◆ Problem requirements
Write out each line of the listing as it stands, without the images.

* begin *

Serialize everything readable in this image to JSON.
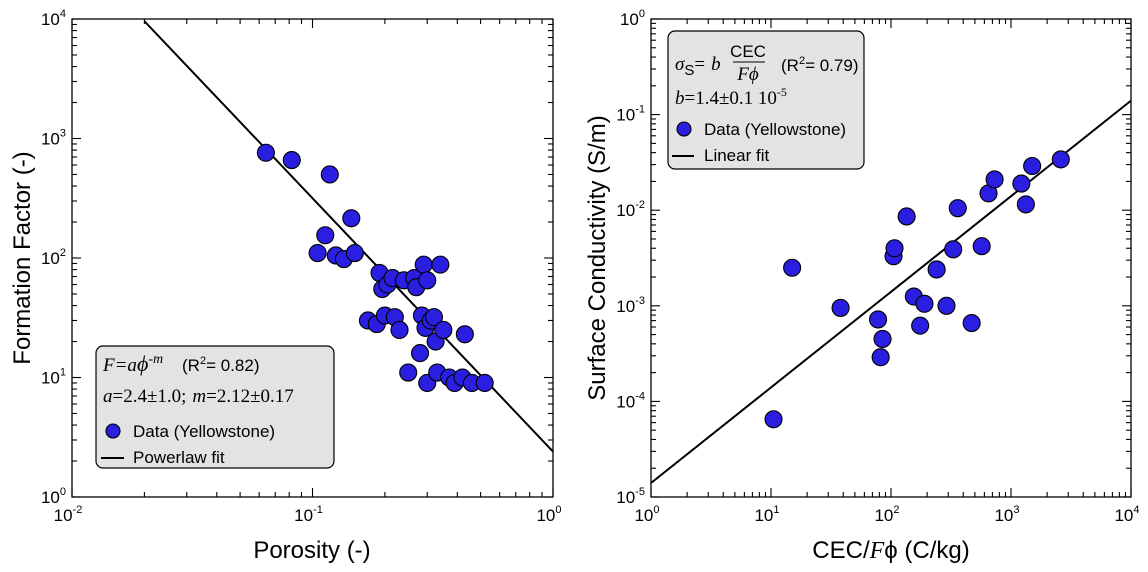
{
  "chart_data": [
    {
      "type": "scatter",
      "xscale": "log",
      "yscale": "log",
      "xlim": [
        0.01,
        1
      ],
      "ylim": [
        1,
        10000
      ],
      "xlabel": "Porosity  (-)",
      "ylabel": "Formation  Factor  (-)",
      "xticks": [
        {
          "base": "10",
          "exp": "-2"
        },
        {
          "base": "10",
          "exp": "-1"
        },
        {
          "base": "10",
          "exp": "0"
        }
      ],
      "yticks": [
        {
          "base": "10",
          "exp": "0"
        },
        {
          "base": "10",
          "exp": "1"
        },
        {
          "base": "10",
          "exp": "2"
        },
        {
          "base": "10",
          "exp": "3"
        },
        {
          "base": "10",
          "exp": "4"
        }
      ],
      "legend": {
        "placement": "bottom-left",
        "eq_F": "F=a",
        "eq_phi": "ϕ",
        "eq_exp": "-m",
        "r2_pre": "(R",
        "r2_sup": "2",
        "r2_post": "= 0.82)",
        "params_a": "a",
        "params_a_val": "=2.4±1.0;",
        "params_m": "m",
        "params_m_val": "=2.12±0.17",
        "data_label": "Data  (Yellowstone)",
        "fit_label": "Powerlaw  fit"
      },
      "fit": {
        "a": 2.4,
        "m": 2.12
      },
      "points": [
        [
          0.064,
          760
        ],
        [
          0.082,
          660
        ],
        [
          0.105,
          110
        ],
        [
          0.113,
          155
        ],
        [
          0.118,
          500
        ],
        [
          0.125,
          105
        ],
        [
          0.135,
          98
        ],
        [
          0.145,
          215
        ],
        [
          0.15,
          110
        ],
        [
          0.17,
          30
        ],
        [
          0.185,
          28
        ],
        [
          0.19,
          75
        ],
        [
          0.195,
          55
        ],
        [
          0.2,
          33
        ],
        [
          0.205,
          60
        ],
        [
          0.215,
          68
        ],
        [
          0.22,
          32
        ],
        [
          0.23,
          25
        ],
        [
          0.24,
          65
        ],
        [
          0.25,
          11
        ],
        [
          0.265,
          68
        ],
        [
          0.27,
          57
        ],
        [
          0.28,
          16
        ],
        [
          0.285,
          33
        ],
        [
          0.29,
          88
        ],
        [
          0.295,
          26
        ],
        [
          0.3,
          65
        ],
        [
          0.3,
          9
        ],
        [
          0.31,
          30
        ],
        [
          0.32,
          32
        ],
        [
          0.325,
          20
        ],
        [
          0.33,
          11
        ],
        [
          0.34,
          88
        ],
        [
          0.35,
          25
        ],
        [
          0.37,
          10
        ],
        [
          0.39,
          9
        ],
        [
          0.42,
          10
        ],
        [
          0.43,
          23
        ],
        [
          0.46,
          9
        ],
        [
          0.52,
          9
        ]
      ]
    },
    {
      "type": "scatter",
      "xscale": "log",
      "yscale": "log",
      "xlim": [
        1,
        10000
      ],
      "ylim": [
        1e-05,
        1
      ],
      "xlabel_pre": "CEC/",
      "xlabel_F": "F",
      "xlabel_phi": "ϕ",
      "xlabel_post": " (C/kg)",
      "ylabel": "Surface  Conductivity  (S/m)",
      "xticks": [
        {
          "base": "10",
          "exp": "0"
        },
        {
          "base": "10",
          "exp": "1"
        },
        {
          "base": "10",
          "exp": "2"
        },
        {
          "base": "10",
          "exp": "3"
        },
        {
          "base": "10",
          "exp": "4"
        }
      ],
      "yticks": [
        {
          "base": "10",
          "exp": "-5"
        },
        {
          "base": "10",
          "exp": "-4"
        },
        {
          "base": "10",
          "exp": "-3"
        },
        {
          "base": "10",
          "exp": "-2"
        },
        {
          "base": "10",
          "exp": "-1"
        },
        {
          "base": "10",
          "exp": "0"
        }
      ],
      "legend": {
        "placement": "top-left",
        "eq_sigma": "σ",
        "eq_sub": "S",
        "eq_eq": "=",
        "eq_b": "b",
        "frac_num": "CEC",
        "frac_den_F": "F",
        "frac_den_phi": "ϕ",
        "r2_pre": "(R",
        "r2_sup": "2",
        "r2_post": "= 0.79)",
        "params_b": "b",
        "params_b_val": "=1.4±0.1  10",
        "params_b_exp": "-5",
        "data_label": "Data  (Yellowstone)",
        "fit_label": "Linear  fit"
      },
      "fit": {
        "b": 1.4e-05
      },
      "points": [
        [
          10.5,
          6.5e-05
        ],
        [
          15,
          0.0025
        ],
        [
          38,
          0.00095
        ],
        [
          78,
          0.00072
        ],
        [
          82,
          0.00029
        ],
        [
          85,
          0.00045
        ],
        [
          105,
          0.0033
        ],
        [
          107,
          0.004
        ],
        [
          135,
          0.0086
        ],
        [
          155,
          0.00125
        ],
        [
          175,
          0.00062
        ],
        [
          190,
          0.00105
        ],
        [
          240,
          0.0024
        ],
        [
          290,
          0.001
        ],
        [
          330,
          0.0039
        ],
        [
          360,
          0.0105
        ],
        [
          470,
          0.00066
        ],
        [
          570,
          0.0042
        ],
        [
          650,
          0.015
        ],
        [
          730,
          0.021
        ],
        [
          1220,
          0.019
        ],
        [
          1330,
          0.0115
        ],
        [
          1500,
          0.029
        ],
        [
          2600,
          0.034
        ]
      ]
    }
  ]
}
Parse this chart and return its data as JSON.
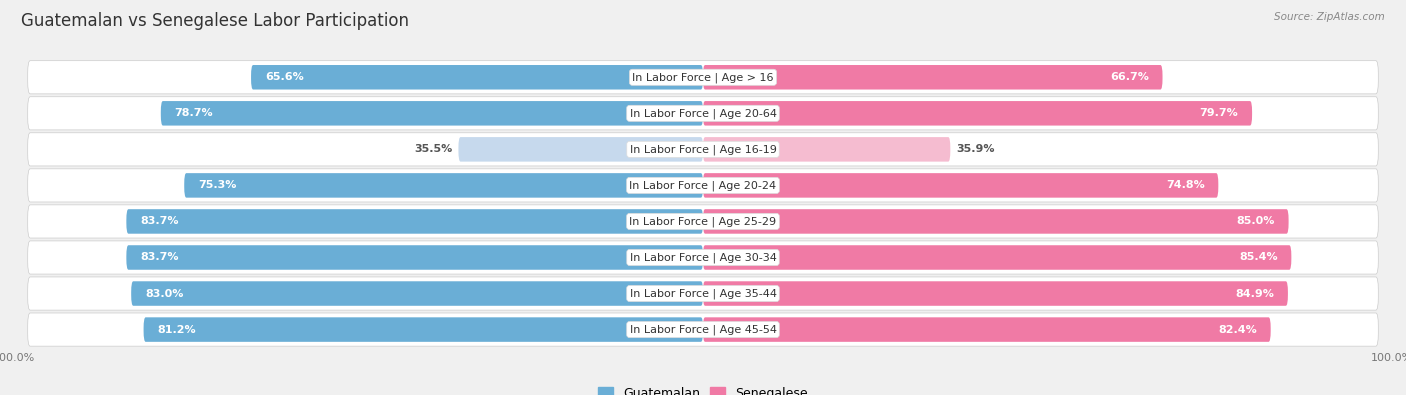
{
  "title": "Guatemalan vs Senegalese Labor Participation",
  "source": "Source: ZipAtlas.com",
  "categories": [
    "In Labor Force | Age > 16",
    "In Labor Force | Age 20-64",
    "In Labor Force | Age 16-19",
    "In Labor Force | Age 20-24",
    "In Labor Force | Age 25-29",
    "In Labor Force | Age 30-34",
    "In Labor Force | Age 35-44",
    "In Labor Force | Age 45-54"
  ],
  "guatemalan_values": [
    65.6,
    78.7,
    35.5,
    75.3,
    83.7,
    83.7,
    83.0,
    81.2
  ],
  "senegalese_values": [
    66.7,
    79.7,
    35.9,
    74.8,
    85.0,
    85.4,
    84.9,
    82.4
  ],
  "guatemalan_color": "#6aaed6",
  "guatemalan_color_light": "#c6d9ed",
  "senegalese_color": "#f07aa5",
  "senegalese_color_light": "#f5bcd0",
  "bar_height": 0.68,
  "background_color": "#f0f0f0",
  "row_bg": "#e8e8e8",
  "title_fontsize": 12,
  "label_fontsize": 8,
  "value_fontsize": 8,
  "legend_fontsize": 9,
  "max_value": 100.0
}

* end *

◆ Answer for this exercise
Serialize everything readable in this image to JSON.
{
  "chart_data": [
    {
      "type": "scatter",
      "xscale": "log",
      "yscale": "log",
      "xlim": [
        0.01,
        1
      ],
      "ylim": [
        1,
        10000
      ],
      "xlabel": "Porosity  (-)",
      "ylabel": "Formation  Factor  (-)",
      "xticks": [
        {
          "base": "10",
          "exp": "-2"
        },
        {
          "base": "10",
          "exp": "-1"
        },
        {
          "base": "10",
          "exp": "0"
        }
      ],
      "yticks": [
        {
          "base": "10",
          "exp": "0"
        },
        {
          "base": "10",
          "exp": "1"
        },
        {
          "base": "10",
          "exp": "2"
        },
        {
          "base": "10",
          "exp": "3"
        },
        {
          "base": "10",
          "exp": "4"
        }
      ],
      "legend": {
        "placement": "bottom-left",
        "eq_F": "F=a",
        "eq_phi": "ϕ",
        "eq_exp": "-m",
        "r2_pre": "(R",
        "r2_sup": "2",
        "r2_post": "= 0.82)",
        "params_a": "a",
        "params_a_val": "=2.4±1.0;",
        "params_m": "m",
        "params_m_val": "=2.12±0.17",
        "data_label": "Data  (Yellowstone)",
        "fit_label": "Powerlaw  fit"
      },
      "fit": {
        "a": 2.4,
        "m": 2.12
      },
      "points": [
        [
          0.064,
          760
        ],
        [
          0.082,
          660
        ],
        [
          0.105,
          110
        ],
        [
          0.113,
          155
        ],
        [
          0.118,
          500
        ],
        [
          0.125,
          105
        ],
        [
          0.135,
          98
        ],
        [
          0.145,
          215
        ],
        [
          0.15,
          110
        ],
        [
          0.17,
          30
        ],
        [
          0.185,
          28
        ],
        [
          0.19,
          75
        ],
        [
          0.195,
          55
        ],
        [
          0.2,
          33
        ],
        [
          0.205,
          60
        ],
        [
          0.215,
          68
        ],
        [
          0.22,
          32
        ],
        [
          0.23,
          25
        ],
        [
          0.24,
          65
        ],
        [
          0.25,
          11
        ],
        [
          0.265,
          68
        ],
        [
          0.27,
          57
        ],
        [
          0.28,
          16
        ],
        [
          0.285,
          33
        ],
        [
          0.29,
          88
        ],
        [
          0.295,
          26
        ],
        [
          0.3,
          65
        ],
        [
          0.3,
          9
        ],
        [
          0.31,
          30
        ],
        [
          0.32,
          32
        ],
        [
          0.325,
          20
        ],
        [
          0.33,
          11
        ],
        [
          0.34,
          88
        ],
        [
          0.35,
          25
        ],
        [
          0.37,
          10
        ],
        [
          0.39,
          9
        ],
        [
          0.42,
          10
        ],
        [
          0.43,
          23
        ],
        [
          0.46,
          9
        ],
        [
          0.52,
          9
        ]
      ]
    },
    {
      "type": "scatter",
      "xscale": "log",
      "yscale": "log",
      "xlim": [
        1,
        10000
      ],
      "ylim": [
        1e-05,
        1
      ],
      "xlabel_pre": "CEC/",
      "xlabel_F": "F",
      "xlabel_phi": "ϕ",
      "xlabel_post": " (C/kg)",
      "ylabel": "Surface  Conductivity  (S/m)",
      "xticks": [
        {
          "base": "10",
          "exp": "0"
        },
        {
          "base": "10",
          "exp": "1"
        },
        {
          "base": "10",
          "exp": "2"
        },
        {
          "base": "10",
          "exp": "3"
        },
        {
          "base": "10",
          "exp": "4"
        }
      ],
      "yticks": [
        {
          "base": "10",
          "exp": "-5"
        },
        {
          "base": "10",
          "exp": "-4"
        },
        {
          "base": "10",
          "exp": "-3"
        },
        {
          "base": "10",
          "exp": "-2"
        },
        {
          "base": "10",
          "exp": "-1"
        },
        {
          "base": "10",
          "exp": "0"
        }
      ],
      "legend": {
        "placement": "top-left",
        "eq_sigma": "σ",
        "eq_sub": "S",
        "eq_eq": "=",
        "eq_b": "b",
        "frac_num": "CEC",
        "frac_den_F": "F",
        "frac_den_phi": "ϕ",
        "r2_pre": "(R",
        "r2_sup": "2",
        "r2_post": "= 0.79)",
        "params_b": "b",
        "params_b_val": "=1.4±0.1  10",
        "params_b_exp": "-5",
        "data_label": "Data  (Yellowstone)",
        "fit_label": "Linear  fit"
      },
      "fit": {
        "b": 1.4e-05
      },
      "points": [
        [
          10.5,
          6.5e-05
        ],
        [
          15,
          0.0025
        ],
        [
          38,
          0.00095
        ],
        [
          78,
          0.00072
        ],
        [
          82,
          0.00029
        ],
        [
          85,
          0.00045
        ],
        [
          105,
          0.0033
        ],
        [
          107,
          0.004
        ],
        [
          135,
          0.0086
        ],
        [
          155,
          0.00125
        ],
        [
          175,
          0.00062
        ],
        [
          190,
          0.00105
        ],
        [
          240,
          0.0024
        ],
        [
          290,
          0.001
        ],
        [
          330,
          0.0039
        ],
        [
          360,
          0.0105
        ],
        [
          470,
          0.00066
        ],
        [
          570,
          0.0042
        ],
        [
          650,
          0.015
        ],
        [
          730,
          0.021
        ],
        [
          1220,
          0.019
        ],
        [
          1330,
          0.0115
        ],
        [
          1500,
          0.029
        ],
        [
          2600,
          0.034
        ]
      ]
    }
  ]
}
Parse this chart and return its data as JSON.
{
  "title": "Guatemalan vs Senegalese Labor Participation",
  "source": "Source: ZipAtlas.com",
  "categories": [
    "In Labor Force | Age > 16",
    "In Labor Force | Age 20-64",
    "In Labor Force | Age 16-19",
    "In Labor Force | Age 20-24",
    "In Labor Force | Age 25-29",
    "In Labor Force | Age 30-34",
    "In Labor Force | Age 35-44",
    "In Labor Force | Age 45-54"
  ],
  "guatemalan_values": [
    65.6,
    78.7,
    35.5,
    75.3,
    83.7,
    83.7,
    83.0,
    81.2
  ],
  "senegalese_values": [
    66.7,
    79.7,
    35.9,
    74.8,
    85.0,
    85.4,
    84.9,
    82.4
  ],
  "guatemalan_color": "#6aaed6",
  "guatemalan_color_light": "#c6d9ed",
  "senegalese_color": "#f07aa5",
  "senegalese_color_light": "#f5bcd0",
  "bar_height": 0.68,
  "background_color": "#f0f0f0",
  "row_bg": "#e8e8e8",
  "title_fontsize": 12,
  "label_fontsize": 8,
  "value_fontsize": 8,
  "legend_fontsize": 9,
  "max_value": 100.0
}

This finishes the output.